Work required – Reproduce the listing verbatim.

Information supplied –
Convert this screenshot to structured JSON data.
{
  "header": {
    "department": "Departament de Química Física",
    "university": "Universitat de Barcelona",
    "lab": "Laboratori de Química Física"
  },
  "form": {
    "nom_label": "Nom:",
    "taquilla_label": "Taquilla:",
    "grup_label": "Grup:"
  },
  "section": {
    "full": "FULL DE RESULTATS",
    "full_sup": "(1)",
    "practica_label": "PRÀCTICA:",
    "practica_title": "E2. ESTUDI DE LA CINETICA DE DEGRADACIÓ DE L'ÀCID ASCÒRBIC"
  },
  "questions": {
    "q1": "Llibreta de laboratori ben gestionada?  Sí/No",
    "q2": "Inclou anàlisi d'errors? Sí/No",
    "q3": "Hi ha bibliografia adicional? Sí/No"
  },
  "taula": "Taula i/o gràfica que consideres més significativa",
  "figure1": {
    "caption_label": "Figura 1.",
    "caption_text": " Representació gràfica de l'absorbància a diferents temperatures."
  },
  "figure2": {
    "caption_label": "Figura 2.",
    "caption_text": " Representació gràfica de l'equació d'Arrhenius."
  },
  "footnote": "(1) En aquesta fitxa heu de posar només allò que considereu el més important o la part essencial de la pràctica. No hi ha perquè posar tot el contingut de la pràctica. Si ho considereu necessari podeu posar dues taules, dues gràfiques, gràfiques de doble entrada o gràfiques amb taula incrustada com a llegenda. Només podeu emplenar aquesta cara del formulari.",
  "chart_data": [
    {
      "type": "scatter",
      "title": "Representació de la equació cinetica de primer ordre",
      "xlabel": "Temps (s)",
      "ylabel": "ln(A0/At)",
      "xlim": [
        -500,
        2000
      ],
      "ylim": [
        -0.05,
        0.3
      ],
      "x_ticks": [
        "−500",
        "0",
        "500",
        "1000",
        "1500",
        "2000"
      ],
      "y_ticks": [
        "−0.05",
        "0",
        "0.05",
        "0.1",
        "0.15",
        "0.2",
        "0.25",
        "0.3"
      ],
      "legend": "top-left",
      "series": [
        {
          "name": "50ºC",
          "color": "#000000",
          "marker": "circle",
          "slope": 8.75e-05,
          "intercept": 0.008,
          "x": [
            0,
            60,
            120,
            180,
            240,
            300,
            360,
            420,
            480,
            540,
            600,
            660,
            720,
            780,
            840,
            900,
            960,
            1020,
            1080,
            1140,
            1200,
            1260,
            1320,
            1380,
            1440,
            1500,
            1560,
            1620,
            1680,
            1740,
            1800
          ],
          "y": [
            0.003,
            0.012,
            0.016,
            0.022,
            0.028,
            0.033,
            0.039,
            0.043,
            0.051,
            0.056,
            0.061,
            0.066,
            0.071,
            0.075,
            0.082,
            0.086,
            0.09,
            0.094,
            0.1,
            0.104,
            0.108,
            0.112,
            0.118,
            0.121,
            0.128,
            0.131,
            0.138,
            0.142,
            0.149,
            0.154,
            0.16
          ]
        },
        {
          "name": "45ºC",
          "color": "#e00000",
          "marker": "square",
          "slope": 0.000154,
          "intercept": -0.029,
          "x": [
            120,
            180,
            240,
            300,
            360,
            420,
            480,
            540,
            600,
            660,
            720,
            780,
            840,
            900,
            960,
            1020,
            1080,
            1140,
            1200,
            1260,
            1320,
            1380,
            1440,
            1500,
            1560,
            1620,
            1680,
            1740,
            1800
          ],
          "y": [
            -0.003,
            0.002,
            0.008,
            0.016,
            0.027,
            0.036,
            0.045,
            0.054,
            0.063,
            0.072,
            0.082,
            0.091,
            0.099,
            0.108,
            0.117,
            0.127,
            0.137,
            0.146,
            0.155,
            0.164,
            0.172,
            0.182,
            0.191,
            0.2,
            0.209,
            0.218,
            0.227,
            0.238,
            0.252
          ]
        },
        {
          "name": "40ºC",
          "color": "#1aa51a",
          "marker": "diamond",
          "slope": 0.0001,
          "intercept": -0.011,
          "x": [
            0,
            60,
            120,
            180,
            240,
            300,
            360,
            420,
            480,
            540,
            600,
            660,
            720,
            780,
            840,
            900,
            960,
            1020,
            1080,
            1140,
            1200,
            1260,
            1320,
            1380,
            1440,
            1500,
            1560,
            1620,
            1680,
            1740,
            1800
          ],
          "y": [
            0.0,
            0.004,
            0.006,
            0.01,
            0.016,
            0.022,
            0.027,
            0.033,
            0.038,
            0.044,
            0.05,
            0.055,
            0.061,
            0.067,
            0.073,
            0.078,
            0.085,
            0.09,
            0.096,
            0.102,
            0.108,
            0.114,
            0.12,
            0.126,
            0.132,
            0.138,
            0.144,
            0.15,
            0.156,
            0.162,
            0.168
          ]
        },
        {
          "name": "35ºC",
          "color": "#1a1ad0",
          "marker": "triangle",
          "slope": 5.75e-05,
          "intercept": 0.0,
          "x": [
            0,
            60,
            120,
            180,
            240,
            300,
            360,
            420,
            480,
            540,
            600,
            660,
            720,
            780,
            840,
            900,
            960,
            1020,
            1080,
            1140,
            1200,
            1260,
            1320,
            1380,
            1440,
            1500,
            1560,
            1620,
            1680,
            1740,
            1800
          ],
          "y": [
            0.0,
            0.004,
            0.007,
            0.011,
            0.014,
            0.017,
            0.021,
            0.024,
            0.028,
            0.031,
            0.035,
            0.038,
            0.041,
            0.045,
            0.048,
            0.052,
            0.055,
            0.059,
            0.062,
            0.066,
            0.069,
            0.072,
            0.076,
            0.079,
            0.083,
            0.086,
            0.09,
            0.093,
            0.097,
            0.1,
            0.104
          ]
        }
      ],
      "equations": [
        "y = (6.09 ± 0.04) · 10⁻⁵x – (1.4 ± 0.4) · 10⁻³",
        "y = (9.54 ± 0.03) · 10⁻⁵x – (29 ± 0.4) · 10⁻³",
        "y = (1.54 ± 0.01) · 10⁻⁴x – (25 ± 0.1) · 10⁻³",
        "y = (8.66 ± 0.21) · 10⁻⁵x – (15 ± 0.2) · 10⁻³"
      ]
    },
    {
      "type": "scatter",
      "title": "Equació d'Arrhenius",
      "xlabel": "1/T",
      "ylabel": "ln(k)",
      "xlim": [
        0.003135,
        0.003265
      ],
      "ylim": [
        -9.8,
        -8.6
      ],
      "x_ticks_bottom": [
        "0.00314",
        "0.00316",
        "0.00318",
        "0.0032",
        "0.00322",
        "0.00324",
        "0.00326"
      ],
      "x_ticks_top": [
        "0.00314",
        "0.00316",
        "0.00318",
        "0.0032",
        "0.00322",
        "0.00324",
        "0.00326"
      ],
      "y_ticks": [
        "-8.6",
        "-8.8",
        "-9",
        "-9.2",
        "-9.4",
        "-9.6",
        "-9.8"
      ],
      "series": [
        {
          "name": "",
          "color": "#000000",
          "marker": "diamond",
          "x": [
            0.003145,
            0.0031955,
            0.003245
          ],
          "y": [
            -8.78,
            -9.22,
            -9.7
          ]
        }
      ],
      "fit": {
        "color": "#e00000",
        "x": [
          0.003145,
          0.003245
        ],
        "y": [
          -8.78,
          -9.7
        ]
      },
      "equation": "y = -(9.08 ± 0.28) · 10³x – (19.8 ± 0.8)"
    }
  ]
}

Result of this task –
Convert this screenshot to structured JSON data.
{
  "header": {
    "department": "Departament de Química Física",
    "university": "Universitat de Barcelona",
    "lab": "Laboratori de Química Física"
  },
  "form": {
    "nom_label": "Nom:",
    "taquilla_label": "Taquilla:",
    "grup_label": "Grup:"
  },
  "section": {
    "full": "FULL DE RESULTATS",
    "full_sup": "(1)",
    "practica_label": "PRÀCTICA:",
    "practica_title": "E2. ESTUDI DE LA CINETICA DE DEGRADACIÓ DE L'ÀCID ASCÒRBIC"
  },
  "questions": {
    "q1": "Llibreta de laboratori ben gestionada?  Sí/No",
    "q2": "Inclou anàlisi d'errors? Sí/No",
    "q3": "Hi ha bibliografia adicional? Sí/No"
  },
  "taula": "Taula i/o gràfica que consideres més significativa",
  "figure1": {
    "caption_label": "Figura 1.",
    "caption_text": " Representació gràfica de l'absorbància a diferents temperatures."
  },
  "figure2": {
    "caption_label": "Figura 2.",
    "caption_text": " Representació gràfica de l'equació d'Arrhenius."
  },
  "footnote": "(1) En aquesta fitxa heu de posar només allò que considereu el més important o la part essencial de la pràctica. No hi ha perquè posar tot el contingut de la pràctica. Si ho considereu necessari podeu posar dues taules, dues gràfiques, gràfiques de doble entrada o gràfiques amb taula incrustada com a llegenda. Només podeu emplenar aquesta cara del formulari.",
  "chart_data": [
    {
      "type": "scatter",
      "title": "Representació de la equació cinetica de primer ordre",
      "xlabel": "Temps (s)",
      "ylabel": "ln(A0/At)",
      "xlim": [
        -500,
        2000
      ],
      "ylim": [
        -0.05,
        0.3
      ],
      "x_ticks": [
        "−500",
        "0",
        "500",
        "1000",
        "1500",
        "2000"
      ],
      "y_ticks": [
        "−0.05",
        "0",
        "0.05",
        "0.1",
        "0.15",
        "0.2",
        "0.25",
        "0.3"
      ],
      "legend": "top-left",
      "series": [
        {
          "name": "50ºC",
          "color": "#000000",
          "marker": "circle",
          "slope": 8.75e-05,
          "intercept": 0.008,
          "x": [
            0,
            60,
            120,
            180,
            240,
            300,
            360,
            420,
            480,
            540,
            600,
            660,
            720,
            780,
            840,
            900,
            960,
            1020,
            1080,
            1140,
            1200,
            1260,
            1320,
            1380,
            1440,
            1500,
            1560,
            1620,
            1680,
            1740,
            1800
          ],
          "y": [
            0.003,
            0.012,
            0.016,
            0.022,
            0.028,
            0.033,
            0.039,
            0.043,
            0.051,
            0.056,
            0.061,
            0.066,
            0.071,
            0.075,
            0.082,
            0.086,
            0.09,
            0.094,
            0.1,
            0.104,
            0.108,
            0.112,
            0.118,
            0.121,
            0.128,
            0.131,
            0.138,
            0.142,
            0.149,
            0.154,
            0.16
          ]
        },
        {
          "name": "45ºC",
          "color": "#e00000",
          "marker": "square",
          "slope": 0.000154,
          "intercept": -0.029,
          "x": [
            120,
            180,
            240,
            300,
            360,
            420,
            480,
            540,
            600,
            660,
            720,
            780,
            840,
            900,
            960,
            1020,
            1080,
            1140,
            1200,
            1260,
            1320,
            1380,
            1440,
            1500,
            1560,
            1620,
            1680,
            1740,
            1800
          ],
          "y": [
            -0.003,
            0.002,
            0.008,
            0.016,
            0.027,
            0.036,
            0.045,
            0.054,
            0.063,
            0.072,
            0.082,
            0.091,
            0.099,
            0.108,
            0.117,
            0.127,
            0.137,
            0.146,
            0.155,
            0.164,
            0.172,
            0.182,
            0.191,
            0.2,
            0.209,
            0.218,
            0.227,
            0.238,
            0.252
          ]
        },
        {
          "name": "40ºC",
          "color": "#1aa51a",
          "marker": "diamond",
          "slope": 0.0001,
          "intercept": -0.011,
          "x": [
            0,
            60,
            120,
            180,
            240,
            300,
            360,
            420,
            480,
            540,
            600,
            660,
            720,
            780,
            840,
            900,
            960,
            1020,
            1080,
            1140,
            1200,
            1260,
            1320,
            1380,
            1440,
            1500,
            1560,
            1620,
            1680,
            1740,
            1800
          ],
          "y": [
            0.0,
            0.004,
            0.006,
            0.01,
            0.016,
            0.022,
            0.027,
            0.033,
            0.038,
            0.044,
            0.05,
            0.055,
            0.061,
            0.067,
            0.073,
            0.078,
            0.085,
            0.09,
            0.096,
            0.102,
            0.108,
            0.114,
            0.12,
            0.126,
            0.132,
            0.138,
            0.144,
            0.15,
            0.156,
            0.162,
            0.168
          ]
        },
        {
          "name": "35ºC",
          "color": "#1a1ad0",
          "marker": "triangle",
          "slope": 5.75e-05,
          "intercept": 0.0,
          "x": [
            0,
            60,
            120,
            180,
            240,
            300,
            360,
            420,
            480,
            540,
            600,
            660,
            720,
            780,
            840,
            900,
            960,
            1020,
            1080,
            1140,
            1200,
            1260,
            1320,
            1380,
            1440,
            1500,
            1560,
            1620,
            1680,
            1740,
            1800
          ],
          "y": [
            0.0,
            0.004,
            0.007,
            0.011,
            0.014,
            0.017,
            0.021,
            0.024,
            0.028,
            0.031,
            0.035,
            0.038,
            0.041,
            0.045,
            0.048,
            0.052,
            0.055,
            0.059,
            0.062,
            0.066,
            0.069,
            0.072,
            0.076,
            0.079,
            0.083,
            0.086,
            0.09,
            0.093,
            0.097,
            0.1,
            0.104
          ]
        }
      ],
      "equations": [
        "y = (6.09 ± 0.04) · 10⁻⁵x – (1.4 ± 0.4) · 10⁻³",
        "y = (9.54 ± 0.03) · 10⁻⁵x – (29 ± 0.4) · 10⁻³",
        "y = (1.54 ± 0.01) · 10⁻⁴x – (25 ± 0.1) · 10⁻³",
        "y = (8.66 ± 0.21) · 10⁻⁵x – (15 ± 0.2) · 10⁻³"
      ]
    },
    {
      "type": "scatter",
      "title": "Equació d'Arrhenius",
      "xlabel": "1/T",
      "ylabel": "ln(k)",
      "xlim": [
        0.003135,
        0.003265
      ],
      "ylim": [
        -9.8,
        -8.6
      ],
      "x_ticks_bottom": [
        "0.00314",
        "0.00316",
        "0.00318",
        "0.0032",
        "0.00322",
        "0.00324",
        "0.00326"
      ],
      "x_ticks_top": [
        "0.00314",
        "0.00316",
        "0.00318",
        "0.0032",
        "0.00322",
        "0.00324",
        "0.00326"
      ],
      "y_ticks": [
        "-8.6",
        "-8.8",
        "-9",
        "-9.2",
        "-9.4",
        "-9.6",
        "-9.8"
      ],
      "series": [
        {
          "name": "",
          "color": "#000000",
          "marker": "diamond",
          "x": [
            0.003145,
            0.0031955,
            0.003245
          ],
          "y": [
            -8.78,
            -9.22,
            -9.7
          ]
        }
      ],
      "fit": {
        "color": "#e00000",
        "x": [
          0.003145,
          0.003245
        ],
        "y": [
          -8.78,
          -9.7
        ]
      },
      "equation": "y = -(9.08 ± 0.28) · 10³x – (19.8 ± 0.8)"
    }
  ]
}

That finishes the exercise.